* _Listed records_:
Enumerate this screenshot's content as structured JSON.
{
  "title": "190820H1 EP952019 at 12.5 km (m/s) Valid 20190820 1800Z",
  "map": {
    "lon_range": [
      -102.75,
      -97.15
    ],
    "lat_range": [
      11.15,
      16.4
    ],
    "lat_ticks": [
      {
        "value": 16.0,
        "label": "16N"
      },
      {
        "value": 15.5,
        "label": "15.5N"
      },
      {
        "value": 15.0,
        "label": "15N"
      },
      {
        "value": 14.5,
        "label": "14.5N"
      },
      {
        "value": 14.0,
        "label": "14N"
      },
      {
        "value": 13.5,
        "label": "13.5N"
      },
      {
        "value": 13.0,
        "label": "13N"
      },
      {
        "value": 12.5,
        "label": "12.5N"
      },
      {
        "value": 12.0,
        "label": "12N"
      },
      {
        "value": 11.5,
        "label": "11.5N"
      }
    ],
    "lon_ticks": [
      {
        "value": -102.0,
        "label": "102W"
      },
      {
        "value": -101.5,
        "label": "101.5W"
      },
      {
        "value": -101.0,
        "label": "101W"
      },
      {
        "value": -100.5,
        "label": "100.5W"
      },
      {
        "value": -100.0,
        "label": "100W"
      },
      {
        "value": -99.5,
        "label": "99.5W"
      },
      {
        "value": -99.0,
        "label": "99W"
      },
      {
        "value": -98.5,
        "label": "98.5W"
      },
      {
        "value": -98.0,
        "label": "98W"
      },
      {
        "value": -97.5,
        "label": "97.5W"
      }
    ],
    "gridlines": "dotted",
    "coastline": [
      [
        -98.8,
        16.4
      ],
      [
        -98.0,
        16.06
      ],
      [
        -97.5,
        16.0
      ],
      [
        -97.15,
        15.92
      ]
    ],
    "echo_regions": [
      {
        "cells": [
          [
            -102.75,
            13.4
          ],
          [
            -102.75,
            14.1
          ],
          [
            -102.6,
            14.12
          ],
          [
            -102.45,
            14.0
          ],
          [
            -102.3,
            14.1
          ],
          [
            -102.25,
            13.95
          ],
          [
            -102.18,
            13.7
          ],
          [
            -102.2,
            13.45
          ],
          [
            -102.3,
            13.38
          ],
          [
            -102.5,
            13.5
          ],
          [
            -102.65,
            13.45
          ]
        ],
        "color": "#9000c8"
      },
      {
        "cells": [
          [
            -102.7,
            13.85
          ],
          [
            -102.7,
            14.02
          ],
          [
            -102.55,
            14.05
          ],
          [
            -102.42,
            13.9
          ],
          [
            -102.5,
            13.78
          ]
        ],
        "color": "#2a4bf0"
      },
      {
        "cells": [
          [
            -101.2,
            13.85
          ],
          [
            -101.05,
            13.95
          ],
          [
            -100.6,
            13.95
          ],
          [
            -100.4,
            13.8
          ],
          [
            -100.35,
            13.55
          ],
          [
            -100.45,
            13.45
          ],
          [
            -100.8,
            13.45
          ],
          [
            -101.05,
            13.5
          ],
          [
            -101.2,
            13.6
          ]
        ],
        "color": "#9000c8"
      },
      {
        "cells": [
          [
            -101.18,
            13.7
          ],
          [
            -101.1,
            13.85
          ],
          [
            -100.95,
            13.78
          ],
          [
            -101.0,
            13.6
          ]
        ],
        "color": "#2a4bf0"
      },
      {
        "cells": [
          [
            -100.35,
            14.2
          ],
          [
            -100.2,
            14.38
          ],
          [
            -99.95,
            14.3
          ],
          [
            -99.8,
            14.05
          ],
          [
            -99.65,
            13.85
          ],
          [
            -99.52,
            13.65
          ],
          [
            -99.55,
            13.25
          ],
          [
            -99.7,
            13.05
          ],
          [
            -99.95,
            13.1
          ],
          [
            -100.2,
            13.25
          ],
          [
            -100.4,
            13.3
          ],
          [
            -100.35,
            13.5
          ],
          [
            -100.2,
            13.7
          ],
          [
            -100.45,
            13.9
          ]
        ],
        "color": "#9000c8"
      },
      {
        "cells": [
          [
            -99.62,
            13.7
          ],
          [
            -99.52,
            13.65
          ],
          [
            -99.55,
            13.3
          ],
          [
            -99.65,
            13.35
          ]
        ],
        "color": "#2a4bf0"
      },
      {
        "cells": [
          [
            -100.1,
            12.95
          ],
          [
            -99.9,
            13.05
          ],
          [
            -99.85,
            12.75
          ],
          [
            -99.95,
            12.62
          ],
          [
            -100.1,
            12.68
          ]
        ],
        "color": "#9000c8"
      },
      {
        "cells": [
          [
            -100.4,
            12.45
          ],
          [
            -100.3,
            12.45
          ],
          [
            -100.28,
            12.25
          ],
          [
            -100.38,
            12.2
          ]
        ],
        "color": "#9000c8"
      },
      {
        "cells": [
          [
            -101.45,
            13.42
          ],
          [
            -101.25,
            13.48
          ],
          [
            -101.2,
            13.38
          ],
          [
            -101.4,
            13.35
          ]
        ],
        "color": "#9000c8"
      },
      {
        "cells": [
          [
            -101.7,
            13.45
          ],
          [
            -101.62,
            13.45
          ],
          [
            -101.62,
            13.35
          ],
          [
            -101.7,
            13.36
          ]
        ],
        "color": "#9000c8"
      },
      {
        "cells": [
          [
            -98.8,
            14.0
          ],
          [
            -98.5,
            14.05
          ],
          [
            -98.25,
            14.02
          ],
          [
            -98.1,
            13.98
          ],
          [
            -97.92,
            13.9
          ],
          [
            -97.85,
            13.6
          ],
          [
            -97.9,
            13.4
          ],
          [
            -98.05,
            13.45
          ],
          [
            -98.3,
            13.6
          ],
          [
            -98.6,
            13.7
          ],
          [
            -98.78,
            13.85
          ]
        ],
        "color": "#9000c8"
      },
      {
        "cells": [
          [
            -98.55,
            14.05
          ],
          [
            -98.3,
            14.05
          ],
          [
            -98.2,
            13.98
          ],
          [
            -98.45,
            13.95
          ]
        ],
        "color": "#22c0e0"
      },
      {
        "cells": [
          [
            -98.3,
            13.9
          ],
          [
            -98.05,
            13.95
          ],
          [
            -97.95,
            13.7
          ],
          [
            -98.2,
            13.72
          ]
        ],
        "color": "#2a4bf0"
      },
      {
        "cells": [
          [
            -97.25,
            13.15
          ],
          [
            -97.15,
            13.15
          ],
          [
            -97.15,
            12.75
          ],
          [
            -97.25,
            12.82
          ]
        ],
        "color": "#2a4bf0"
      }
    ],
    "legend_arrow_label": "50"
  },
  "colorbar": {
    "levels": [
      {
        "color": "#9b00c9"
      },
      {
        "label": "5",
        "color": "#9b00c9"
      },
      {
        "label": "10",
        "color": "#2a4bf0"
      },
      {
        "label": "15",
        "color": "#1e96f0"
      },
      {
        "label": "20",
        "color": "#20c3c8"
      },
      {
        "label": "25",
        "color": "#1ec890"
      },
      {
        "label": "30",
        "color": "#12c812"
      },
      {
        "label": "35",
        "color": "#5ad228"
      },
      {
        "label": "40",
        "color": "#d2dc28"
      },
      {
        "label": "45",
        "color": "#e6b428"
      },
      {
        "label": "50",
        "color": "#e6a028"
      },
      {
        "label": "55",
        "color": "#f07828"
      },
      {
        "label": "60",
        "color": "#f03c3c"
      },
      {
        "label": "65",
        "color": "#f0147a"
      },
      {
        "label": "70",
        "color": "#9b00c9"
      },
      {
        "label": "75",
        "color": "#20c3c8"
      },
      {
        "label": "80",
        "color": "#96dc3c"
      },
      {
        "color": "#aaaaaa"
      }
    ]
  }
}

* _Given request_:
Word for word, write out all of the data above.

* _Result of the task_:
Enumerate this screenshot's content as structured JSON.
{
  "title": "190820H1 EP952019 at 12.5 km (m/s) Valid 20190820 1800Z",
  "map": {
    "lon_range": [
      -102.75,
      -97.15
    ],
    "lat_range": [
      11.15,
      16.4
    ],
    "lat_ticks": [
      {
        "value": 16.0,
        "label": "16N"
      },
      {
        "value": 15.5,
        "label": "15.5N"
      },
      {
        "value": 15.0,
        "label": "15N"
      },
      {
        "value": 14.5,
        "label": "14.5N"
      },
      {
        "value": 14.0,
        "label": "14N"
      },
      {
        "value": 13.5,
        "label": "13.5N"
      },
      {
        "value": 13.0,
        "label": "13N"
      },
      {
        "value": 12.5,
        "label": "12.5N"
      },
      {
        "value": 12.0,
        "label": "12N"
      },
      {
        "value": 11.5,
        "label": "11.5N"
      }
    ],
    "lon_ticks": [
      {
        "value": -102.0,
        "label": "102W"
      },
      {
        "value": -101.5,
        "label": "101.5W"
      },
      {
        "value": -101.0,
        "label": "101W"
      },
      {
        "value": -100.5,
        "label": "100.5W"
      },
      {
        "value": -100.0,
        "label": "100W"
      },
      {
        "value": -99.5,
        "label": "99.5W"
      },
      {
        "value": -99.0,
        "label": "99W"
      },
      {
        "value": -98.5,
        "label": "98.5W"
      },
      {
        "value": -98.0,
        "label": "98W"
      },
      {
        "value": -97.5,
        "label": "97.5W"
      }
    ],
    "gridlines": "dotted",
    "coastline": [
      [
        -98.8,
        16.4
      ],
      [
        -98.0,
        16.06
      ],
      [
        -97.5,
        16.0
      ],
      [
        -97.15,
        15.92
      ]
    ],
    "echo_regions": [
      {
        "cells": [
          [
            -102.75,
            13.4
          ],
          [
            -102.75,
            14.1
          ],
          [
            -102.6,
            14.12
          ],
          [
            -102.45,
            14.0
          ],
          [
            -102.3,
            14.1
          ],
          [
            -102.25,
            13.95
          ],
          [
            -102.18,
            13.7
          ],
          [
            -102.2,
            13.45
          ],
          [
            -102.3,
            13.38
          ],
          [
            -102.5,
            13.5
          ],
          [
            -102.65,
            13.45
          ]
        ],
        "color": "#9000c8"
      },
      {
        "cells": [
          [
            -102.7,
            13.85
          ],
          [
            -102.7,
            14.02
          ],
          [
            -102.55,
            14.05
          ],
          [
            -102.42,
            13.9
          ],
          [
            -102.5,
            13.78
          ]
        ],
        "color": "#2a4bf0"
      },
      {
        "cells": [
          [
            -101.2,
            13.85
          ],
          [
            -101.05,
            13.95
          ],
          [
            -100.6,
            13.95
          ],
          [
            -100.4,
            13.8
          ],
          [
            -100.35,
            13.55
          ],
          [
            -100.45,
            13.45
          ],
          [
            -100.8,
            13.45
          ],
          [
            -101.05,
            13.5
          ],
          [
            -101.2,
            13.6
          ]
        ],
        "color": "#9000c8"
      },
      {
        "cells": [
          [
            -101.18,
            13.7
          ],
          [
            -101.1,
            13.85
          ],
          [
            -100.95,
            13.78
          ],
          [
            -101.0,
            13.6
          ]
        ],
        "color": "#2a4bf0"
      },
      {
        "cells": [
          [
            -100.35,
            14.2
          ],
          [
            -100.2,
            14.38
          ],
          [
            -99.95,
            14.3
          ],
          [
            -99.8,
            14.05
          ],
          [
            -99.65,
            13.85
          ],
          [
            -99.52,
            13.65
          ],
          [
            -99.55,
            13.25
          ],
          [
            -99.7,
            13.05
          ],
          [
            -99.95,
            13.1
          ],
          [
            -100.2,
            13.25
          ],
          [
            -100.4,
            13.3
          ],
          [
            -100.35,
            13.5
          ],
          [
            -100.2,
            13.7
          ],
          [
            -100.45,
            13.9
          ]
        ],
        "color": "#9000c8"
      },
      {
        "cells": [
          [
            -99.62,
            13.7
          ],
          [
            -99.52,
            13.65
          ],
          [
            -99.55,
            13.3
          ],
          [
            -99.65,
            13.35
          ]
        ],
        "color": "#2a4bf0"
      },
      {
        "cells": [
          [
            -100.1,
            12.95
          ],
          [
            -99.9,
            13.05
          ],
          [
            -99.85,
            12.75
          ],
          [
            -99.95,
            12.62
          ],
          [
            -100.1,
            12.68
          ]
        ],
        "color": "#9000c8"
      },
      {
        "cells": [
          [
            -100.4,
            12.45
          ],
          [
            -100.3,
            12.45
          ],
          [
            -100.28,
            12.25
          ],
          [
            -100.38,
            12.2
          ]
        ],
        "color": "#9000c8"
      },
      {
        "cells": [
          [
            -101.45,
            13.42
          ],
          [
            -101.25,
            13.48
          ],
          [
            -101.2,
            13.38
          ],
          [
            -101.4,
            13.35
          ]
        ],
        "color": "#9000c8"
      },
      {
        "cells": [
          [
            -101.7,
            13.45
          ],
          [
            -101.62,
            13.45
          ],
          [
            -101.62,
            13.35
          ],
          [
            -101.7,
            13.36
          ]
        ],
        "color": "#9000c8"
      },
      {
        "cells": [
          [
            -98.8,
            14.0
          ],
          [
            -98.5,
            14.05
          ],
          [
            -98.25,
            14.02
          ],
          [
            -98.1,
            13.98
          ],
          [
            -97.92,
            13.9
          ],
          [
            -97.85,
            13.6
          ],
          [
            -97.9,
            13.4
          ],
          [
            -98.05,
            13.45
          ],
          [
            -98.3,
            13.6
          ],
          [
            -98.6,
            13.7
          ],
          [
            -98.78,
            13.85
          ]
        ],
        "color": "#9000c8"
      },
      {
        "cells": [
          [
            -98.55,
            14.05
          ],
          [
            -98.3,
            14.05
          ],
          [
            -98.2,
            13.98
          ],
          [
            -98.45,
            13.95
          ]
        ],
        "color": "#22c0e0"
      },
      {
        "cells": [
          [
            -98.3,
            13.9
          ],
          [
            -98.05,
            13.95
          ],
          [
            -97.95,
            13.7
          ],
          [
            -98.2,
            13.72
          ]
        ],
        "color": "#2a4bf0"
      },
      {
        "cells": [
          [
            -97.25,
            13.15
          ],
          [
            -97.15,
            13.15
          ],
          [
            -97.15,
            12.75
          ],
          [
            -97.25,
            12.82
          ]
        ],
        "color": "#2a4bf0"
      }
    ],
    "legend_arrow_label": "50"
  },
  "colorbar": {
    "levels": [
      {
        "color": "#9b00c9"
      },
      {
        "label": "5",
        "color": "#9b00c9"
      },
      {
        "label": "10",
        "color": "#2a4bf0"
      },
      {
        "label": "15",
        "color": "#1e96f0"
      },
      {
        "label": "20",
        "color": "#20c3c8"
      },
      {
        "label": "25",
        "color": "#1ec890"
      },
      {
        "label": "30",
        "color": "#12c812"
      },
      {
        "label": "35",
        "color": "#5ad228"
      },
      {
        "label": "40",
        "color": "#d2dc28"
      },
      {
        "label": "45",
        "color": "#e6b428"
      },
      {
        "label": "50",
        "color": "#e6a028"
      },
      {
        "label": "55",
        "color": "#f07828"
      },
      {
        "label": "60",
        "color": "#f03c3c"
      },
      {
        "label": "65",
        "color": "#f0147a"
      },
      {
        "label": "70",
        "color": "#9b00c9"
      },
      {
        "label": "75",
        "color": "#20c3c8"
      },
      {
        "label": "80",
        "color": "#96dc3c"
      },
      {
        "color": "#aaaaaa"
      }
    ]
  }
}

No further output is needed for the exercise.